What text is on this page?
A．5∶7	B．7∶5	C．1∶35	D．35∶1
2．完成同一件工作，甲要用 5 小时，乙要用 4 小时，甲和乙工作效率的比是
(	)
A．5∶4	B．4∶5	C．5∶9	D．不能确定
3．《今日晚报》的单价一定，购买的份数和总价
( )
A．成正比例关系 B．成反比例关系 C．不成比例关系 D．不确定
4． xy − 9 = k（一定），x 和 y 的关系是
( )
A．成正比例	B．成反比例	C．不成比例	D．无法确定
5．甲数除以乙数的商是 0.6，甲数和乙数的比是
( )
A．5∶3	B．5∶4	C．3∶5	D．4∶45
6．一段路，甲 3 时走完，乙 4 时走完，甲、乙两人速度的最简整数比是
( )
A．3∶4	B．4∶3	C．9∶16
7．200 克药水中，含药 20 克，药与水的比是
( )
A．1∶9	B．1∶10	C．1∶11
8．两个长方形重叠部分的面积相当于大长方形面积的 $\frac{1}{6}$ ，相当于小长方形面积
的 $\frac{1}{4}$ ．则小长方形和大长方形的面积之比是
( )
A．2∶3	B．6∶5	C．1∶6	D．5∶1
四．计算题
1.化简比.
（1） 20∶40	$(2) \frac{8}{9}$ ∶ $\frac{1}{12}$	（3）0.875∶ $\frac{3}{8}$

---

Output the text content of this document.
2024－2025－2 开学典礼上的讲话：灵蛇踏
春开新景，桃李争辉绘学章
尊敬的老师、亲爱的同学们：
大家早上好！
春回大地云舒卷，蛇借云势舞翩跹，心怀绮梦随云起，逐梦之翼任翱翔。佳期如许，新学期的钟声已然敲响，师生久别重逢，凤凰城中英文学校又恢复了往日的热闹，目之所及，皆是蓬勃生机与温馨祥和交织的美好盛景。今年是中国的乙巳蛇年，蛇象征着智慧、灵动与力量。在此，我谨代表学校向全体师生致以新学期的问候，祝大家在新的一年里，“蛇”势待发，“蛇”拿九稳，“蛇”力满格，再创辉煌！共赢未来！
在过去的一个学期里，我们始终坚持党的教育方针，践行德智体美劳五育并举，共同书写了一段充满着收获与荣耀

---

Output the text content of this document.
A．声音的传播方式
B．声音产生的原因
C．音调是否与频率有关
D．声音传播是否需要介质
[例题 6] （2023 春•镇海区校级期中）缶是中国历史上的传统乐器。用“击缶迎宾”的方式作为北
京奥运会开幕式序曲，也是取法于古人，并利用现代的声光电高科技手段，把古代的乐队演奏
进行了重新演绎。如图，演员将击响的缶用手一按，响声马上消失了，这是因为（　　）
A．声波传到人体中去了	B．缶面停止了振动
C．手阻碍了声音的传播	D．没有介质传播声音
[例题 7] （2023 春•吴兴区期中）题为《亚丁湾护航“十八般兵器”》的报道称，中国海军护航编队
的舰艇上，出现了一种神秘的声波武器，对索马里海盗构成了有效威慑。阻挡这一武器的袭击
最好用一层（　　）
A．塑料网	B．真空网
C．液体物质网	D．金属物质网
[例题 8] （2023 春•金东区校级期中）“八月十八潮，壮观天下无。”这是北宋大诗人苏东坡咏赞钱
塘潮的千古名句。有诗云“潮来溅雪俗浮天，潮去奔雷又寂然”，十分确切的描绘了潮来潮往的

Given exercise
Select every line in the material above where the string "frac" occurs, and copy it.

Answer to this exercise
8．两个长方形重叠部分的面积相当于大长方形面积的 $\frac{1}{6}$ ，相当于小长方形面积
的 $\frac{1}{4}$ ．则小长方形和大长方形的面积之比是
（1） 20∶40	$(2) \frac{8}{9}$ ∶ $\frac{1}{12}$	（3）0.875∶ $\frac{3}{8}$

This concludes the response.